## OBJECTIVE:
Every line must be returned precisely as it is written.

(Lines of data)
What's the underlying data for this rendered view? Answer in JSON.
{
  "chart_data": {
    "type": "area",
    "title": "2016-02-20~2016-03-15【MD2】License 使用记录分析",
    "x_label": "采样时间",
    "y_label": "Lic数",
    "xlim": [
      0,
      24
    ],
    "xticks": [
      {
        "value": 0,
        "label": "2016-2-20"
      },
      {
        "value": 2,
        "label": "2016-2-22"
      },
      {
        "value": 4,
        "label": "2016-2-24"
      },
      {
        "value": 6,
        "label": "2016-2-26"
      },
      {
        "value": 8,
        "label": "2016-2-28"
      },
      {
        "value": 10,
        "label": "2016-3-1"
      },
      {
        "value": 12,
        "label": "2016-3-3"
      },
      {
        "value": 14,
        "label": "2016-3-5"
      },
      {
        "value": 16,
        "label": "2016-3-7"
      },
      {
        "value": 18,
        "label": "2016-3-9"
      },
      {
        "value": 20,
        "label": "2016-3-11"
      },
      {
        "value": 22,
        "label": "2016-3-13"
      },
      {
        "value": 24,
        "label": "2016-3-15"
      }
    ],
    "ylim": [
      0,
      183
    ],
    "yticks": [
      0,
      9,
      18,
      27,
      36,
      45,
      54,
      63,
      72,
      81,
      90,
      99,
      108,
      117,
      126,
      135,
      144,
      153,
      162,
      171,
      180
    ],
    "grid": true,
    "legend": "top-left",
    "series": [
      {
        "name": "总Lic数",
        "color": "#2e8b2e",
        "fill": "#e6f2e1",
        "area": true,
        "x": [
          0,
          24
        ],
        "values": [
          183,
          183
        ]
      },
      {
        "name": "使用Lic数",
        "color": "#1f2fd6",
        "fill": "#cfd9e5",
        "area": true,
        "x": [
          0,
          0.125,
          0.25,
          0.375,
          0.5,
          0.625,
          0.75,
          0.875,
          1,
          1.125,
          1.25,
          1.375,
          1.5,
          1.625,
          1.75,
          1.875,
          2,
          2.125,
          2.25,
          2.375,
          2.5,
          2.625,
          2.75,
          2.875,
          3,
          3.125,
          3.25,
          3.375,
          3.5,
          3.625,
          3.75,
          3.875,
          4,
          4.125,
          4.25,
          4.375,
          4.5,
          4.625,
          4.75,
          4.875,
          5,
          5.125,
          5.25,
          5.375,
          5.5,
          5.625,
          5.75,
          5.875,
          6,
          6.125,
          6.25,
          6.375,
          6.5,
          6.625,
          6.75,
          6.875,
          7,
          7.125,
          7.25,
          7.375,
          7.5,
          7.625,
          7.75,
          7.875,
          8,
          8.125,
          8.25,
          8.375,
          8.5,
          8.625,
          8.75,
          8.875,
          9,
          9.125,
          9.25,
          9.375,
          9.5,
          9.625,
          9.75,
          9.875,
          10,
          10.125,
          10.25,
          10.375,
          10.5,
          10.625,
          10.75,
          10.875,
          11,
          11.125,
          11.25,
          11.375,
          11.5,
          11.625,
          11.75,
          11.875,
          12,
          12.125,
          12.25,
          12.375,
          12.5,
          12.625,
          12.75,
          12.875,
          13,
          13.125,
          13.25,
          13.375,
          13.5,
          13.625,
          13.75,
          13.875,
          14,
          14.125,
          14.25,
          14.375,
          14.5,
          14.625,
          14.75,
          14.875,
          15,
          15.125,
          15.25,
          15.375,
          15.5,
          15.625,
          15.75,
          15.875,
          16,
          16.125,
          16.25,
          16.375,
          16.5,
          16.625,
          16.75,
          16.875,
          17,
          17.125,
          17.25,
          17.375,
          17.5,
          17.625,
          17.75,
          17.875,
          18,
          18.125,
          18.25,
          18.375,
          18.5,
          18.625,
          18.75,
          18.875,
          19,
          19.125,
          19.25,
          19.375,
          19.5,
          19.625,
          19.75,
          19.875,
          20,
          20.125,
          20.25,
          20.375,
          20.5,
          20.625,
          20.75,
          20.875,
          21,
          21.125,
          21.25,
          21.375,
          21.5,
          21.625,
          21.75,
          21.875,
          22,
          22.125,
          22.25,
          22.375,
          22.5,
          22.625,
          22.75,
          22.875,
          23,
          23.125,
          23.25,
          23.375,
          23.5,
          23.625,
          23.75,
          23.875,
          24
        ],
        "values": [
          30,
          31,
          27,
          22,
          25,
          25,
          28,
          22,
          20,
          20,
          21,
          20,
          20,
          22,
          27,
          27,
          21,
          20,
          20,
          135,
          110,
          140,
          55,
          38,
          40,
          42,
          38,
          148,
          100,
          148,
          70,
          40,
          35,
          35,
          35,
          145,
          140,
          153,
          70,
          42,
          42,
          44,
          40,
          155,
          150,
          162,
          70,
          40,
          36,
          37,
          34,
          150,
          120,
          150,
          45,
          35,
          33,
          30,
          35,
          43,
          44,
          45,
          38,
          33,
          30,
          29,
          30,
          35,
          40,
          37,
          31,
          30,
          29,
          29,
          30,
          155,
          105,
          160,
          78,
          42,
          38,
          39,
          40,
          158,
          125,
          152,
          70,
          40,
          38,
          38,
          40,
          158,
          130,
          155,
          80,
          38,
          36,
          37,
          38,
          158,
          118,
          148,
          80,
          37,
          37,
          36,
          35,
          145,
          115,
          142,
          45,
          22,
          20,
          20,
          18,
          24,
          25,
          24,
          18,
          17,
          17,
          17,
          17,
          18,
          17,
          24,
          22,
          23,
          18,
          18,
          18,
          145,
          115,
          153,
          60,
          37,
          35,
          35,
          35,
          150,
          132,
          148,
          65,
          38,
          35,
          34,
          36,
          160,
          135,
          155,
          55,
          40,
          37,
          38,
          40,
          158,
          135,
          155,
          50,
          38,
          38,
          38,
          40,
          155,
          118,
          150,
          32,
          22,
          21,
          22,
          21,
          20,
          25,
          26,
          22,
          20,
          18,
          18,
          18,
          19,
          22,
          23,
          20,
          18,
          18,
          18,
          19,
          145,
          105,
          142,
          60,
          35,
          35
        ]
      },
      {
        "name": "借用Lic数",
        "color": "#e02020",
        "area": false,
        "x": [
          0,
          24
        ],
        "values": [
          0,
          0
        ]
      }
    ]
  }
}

## WRITTEN ANSWER:
What's the underlying data for this rendered view? Answer in JSON.
{
  "chart_data": {
    "type": "area",
    "title": "2016-02-20~2016-03-15【MD2】License 使用记录分析",
    "x_label": "采样时间",
    "y_label": "Lic数",
    "xlim": [
      0,
      24
    ],
    "xticks": [
      {
        "value": 0,
        "label": "2016-2-20"
      },
      {
        "value": 2,
        "label": "2016-2-22"
      },
      {
        "value": 4,
        "label": "2016-2-24"
      },
      {
        "value": 6,
        "label": "2016-2-26"
      },
      {
        "value": 8,
        "label": "2016-2-28"
      },
      {
        "value": 10,
        "label": "2016-3-1"
      },
      {
        "value": 12,
        "label": "2016-3-3"
      },
      {
        "value": 14,
        "label": "2016-3-5"
      },
      {
        "value": 16,
        "label": "2016-3-7"
      },
      {
        "value": 18,
        "label": "2016-3-9"
      },
      {
        "value": 20,
        "label": "2016-3-11"
      },
      {
        "value": 22,
        "label": "2016-3-13"
      },
      {
        "value": 24,
        "label": "2016-3-15"
      }
    ],
    "ylim": [
      0,
      183
    ],
    "yticks": [
      0,
      9,
      18,
      27,
      36,
      45,
      54,
      63,
      72,
      81,
      90,
      99,
      108,
      117,
      126,
      135,
      144,
      153,
      162,
      171,
      180
    ],
    "grid": true,
    "legend": "top-left",
    "series": [
      {
        "name": "总Lic数",
        "color": "#2e8b2e",
        "fill": "#e6f2e1",
        "area": true,
        "x": [
          0,
          24
        ],
        "values": [
          183,
          183
        ]
      },
      {
        "name": "使用Lic数",
        "color": "#1f2fd6",
        "fill": "#cfd9e5",
        "area": true,
        "x": [
          0,
          0.125,
          0.25,
          0.375,
          0.5,
          0.625,
          0.75,
          0.875,
          1,
          1.125,
          1.25,
          1.375,
          1.5,
          1.625,
          1.75,
          1.875,
          2,
          2.125,
          2.25,
          2.375,
          2.5,
          2.625,
          2.75,
          2.875,
          3,
          3.125,
          3.25,
          3.375,
          3.5,
          3.625,
          3.75,
          3.875,
          4,
          4.125,
          4.25,
          4.375,
          4.5,
          4.625,
          4.75,
          4.875,
          5,
          5.125,
          5.25,
          5.375,
          5.5,
          5.625,
          5.75,
          5.875,
          6,
          6.125,
          6.25,
          6.375,
          6.5,
          6.625,
          6.75,
          6.875,
          7,
          7.125,
          7.25,
          7.375,
          7.5,
          7.625,
          7.75,
          7.875,
          8,
          8.125,
          8.25,
          8.375,
          8.5,
          8.625,
          8.75,
          8.875,
          9,
          9.125,
          9.25,
          9.375,
          9.5,
          9.625,
          9.75,
          9.875,
          10,
          10.125,
          10.25,
          10.375,
          10.5,
          10.625,
          10.75,
          10.875,
          11,
          11.125,
          11.25,
          11.375,
          11.5,
          11.625,
          11.75,
          11.875,
          12,
          12.125,
          12.25,
          12.375,
          12.5,
          12.625,
          12.75,
          12.875,
          13,
          13.125,
          13.25,
          13.375,
          13.5,
          13.625,
          13.75,
          13.875,
          14,
          14.125,
          14.25,
          14.375,
          14.5,
          14.625,
          14.75,
          14.875,
          15,
          15.125,
          15.25,
          15.375,
          15.5,
          15.625,
          15.75,
          15.875,
          16,
          16.125,
          16.25,
          16.375,
          16.5,
          16.625,
          16.75,
          16.875,
          17,
          17.125,
          17.25,
          17.375,
          17.5,
          17.625,
          17.75,
          17.875,
          18,
          18.125,
          18.25,
          18.375,
          18.5,
          18.625,
          18.75,
          18.875,
          19,
          19.125,
          19.25,
          19.375,
          19.5,
          19.625,
          19.75,
          19.875,
          20,
          20.125,
          20.25,
          20.375,
          20.5,
          20.625,
          20.75,
          20.875,
          21,
          21.125,
          21.25,
          21.375,
          21.5,
          21.625,
          21.75,
          21.875,
          22,
          22.125,
          22.25,
          22.375,
          22.5,
          22.625,
          22.75,
          22.875,
          23,
          23.125,
          23.25,
          23.375,
          23.5,
          23.625,
          23.75,
          23.875,
          24
        ],
        "values": [
          30,
          31,
          27,
          22,
          25,
          25,
          28,
          22,
          20,
          20,
          21,
          20,
          20,
          22,
          27,
          27,
          21,
          20,
          20,
          135,
          110,
          140,
          55,
          38,
          40,
          42,
          38,
          148,
          100,
          148,
          70,
          40,
          35,
          35,
          35,
          145,
          140,
          153,
          70,
          42,
          42,
          44,
          40,
          155,
          150,
          162,
          70,
          40,
          36,
          37,
          34,
          150,
          120,
          150,
          45,
          35,
          33,
          30,
          35,
          43,
          44,
          45,
          38,
          33,
          30,
          29,
          30,
          35,
          40,
          37,
          31,
          30,
          29,
          29,
          30,
          155,
          105,
          160,
          78,
          42,
          38,
          39,
          40,
          158,
          125,
          152,
          70,
          40,
          38,
          38,
          40,
          158,
          130,
          155,
          80,
          38,
          36,
          37,
          38,
          158,
          118,
          148,
          80,
          37,
          37,
          36,
          35,
          145,
          115,
          142,
          45,
          22,
          20,
          20,
          18,
          24,
          25,
          24,
          18,
          17,
          17,
          17,
          17,
          18,
          17,
          24,
          22,
          23,
          18,
          18,
          18,
          145,
          115,
          153,
          60,
          37,
          35,
          35,
          35,
          150,
          132,
          148,
          65,
          38,
          35,
          34,
          36,
          160,
          135,
          155,
          55,
          40,
          37,
          38,
          40,
          158,
          135,
          155,
          50,
          38,
          38,
          38,
          40,
          155,
          118,
          150,
          32,
          22,
          21,
          22,
          21,
          20,
          25,
          26,
          22,
          20,
          18,
          18,
          18,
          19,
          22,
          23,
          20,
          18,
          18,
          18,
          19,
          145,
          105,
          142,
          60,
          35,
          35
        ]
      },
      {
        "name": "借用Lic数",
        "color": "#e02020",
        "area": false,
        "x": [
          0,
          24
        ],
        "values": [
          0,
          0
        ]
      }
    ]
  }
}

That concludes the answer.